** Start of MATERIAL FOR THIS EXERCISE **

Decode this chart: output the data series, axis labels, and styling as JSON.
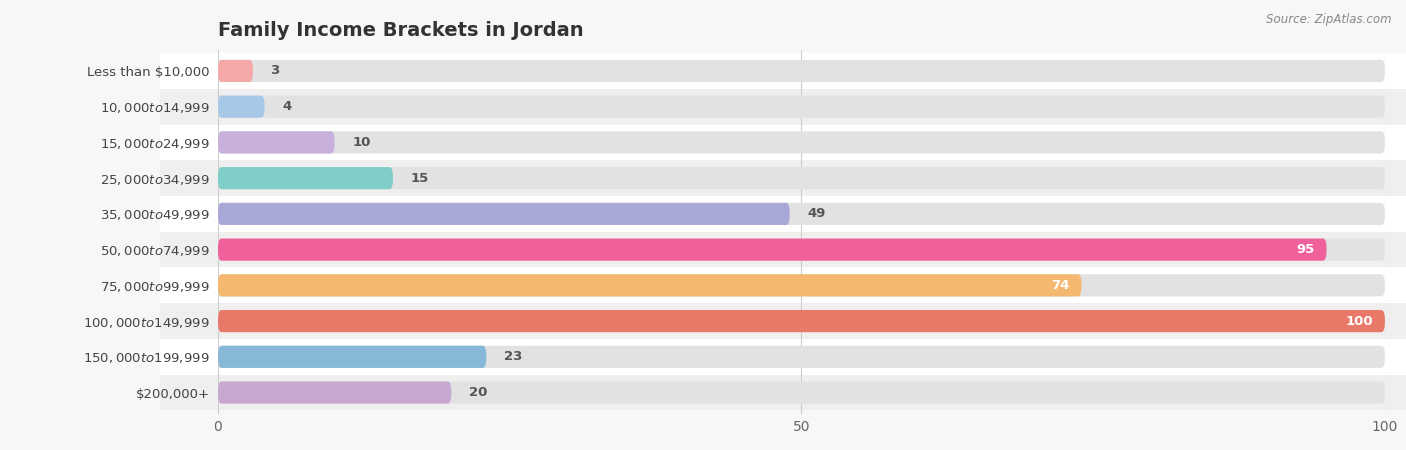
{
  "title": "Family Income Brackets in Jordan",
  "source": "Source: ZipAtlas.com",
  "categories": [
    "Less than $10,000",
    "$10,000 to $14,999",
    "$15,000 to $24,999",
    "$25,000 to $34,999",
    "$35,000 to $49,999",
    "$50,000 to $74,999",
    "$75,000 to $99,999",
    "$100,000 to $149,999",
    "$150,000 to $199,999",
    "$200,000+"
  ],
  "values": [
    3,
    4,
    10,
    15,
    49,
    95,
    74,
    100,
    23,
    20
  ],
  "bar_colors": [
    "#F5A8A8",
    "#A8C8E8",
    "#C8B0DC",
    "#80CEC8",
    "#A8A8D8",
    "#F0609A",
    "#F4B870",
    "#E87868",
    "#88B8D8",
    "#C8A8D0"
  ],
  "value_label_colors": [
    "#666666",
    "#666666",
    "#666666",
    "#666666",
    "#666666",
    "#ffffff",
    "#ffffff",
    "#ffffff",
    "#666666",
    "#666666"
  ],
  "xlim": [
    0,
    100
  ],
  "background_color": "#f7f7f7",
  "row_colors": [
    "#ffffff",
    "#efefef"
  ],
  "bar_bg_color": "#e2e2e2",
  "title_fontsize": 14,
  "label_fontsize": 9.5,
  "value_fontsize": 9.5,
  "xticks": [
    0,
    50,
    100
  ]
}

** End of MATERIAL FOR THIS EXERCISE **

Reproduce all of the material above word for word. Omit the pictures.

Decode this chart: output the data series, axis labels, and styling as JSON.
{
  "title": "Family Income Brackets in Jordan",
  "source": "Source: ZipAtlas.com",
  "categories": [
    "Less than $10,000",
    "$10,000 to $14,999",
    "$15,000 to $24,999",
    "$25,000 to $34,999",
    "$35,000 to $49,999",
    "$50,000 to $74,999",
    "$75,000 to $99,999",
    "$100,000 to $149,999",
    "$150,000 to $199,999",
    "$200,000+"
  ],
  "values": [
    3,
    4,
    10,
    15,
    49,
    95,
    74,
    100,
    23,
    20
  ],
  "bar_colors": [
    "#F5A8A8",
    "#A8C8E8",
    "#C8B0DC",
    "#80CEC8",
    "#A8A8D8",
    "#F0609A",
    "#F4B870",
    "#E87868",
    "#88B8D8",
    "#C8A8D0"
  ],
  "value_label_colors": [
    "#666666",
    "#666666",
    "#666666",
    "#666666",
    "#666666",
    "#ffffff",
    "#ffffff",
    "#ffffff",
    "#666666",
    "#666666"
  ],
  "xlim": [
    0,
    100
  ],
  "background_color": "#f7f7f7",
  "row_colors": [
    "#ffffff",
    "#efefef"
  ],
  "bar_bg_color": "#e2e2e2",
  "title_fontsize": 14,
  "label_fontsize": 9.5,
  "value_fontsize": 9.5,
  "xticks": [
    0,
    50,
    100
  ]
}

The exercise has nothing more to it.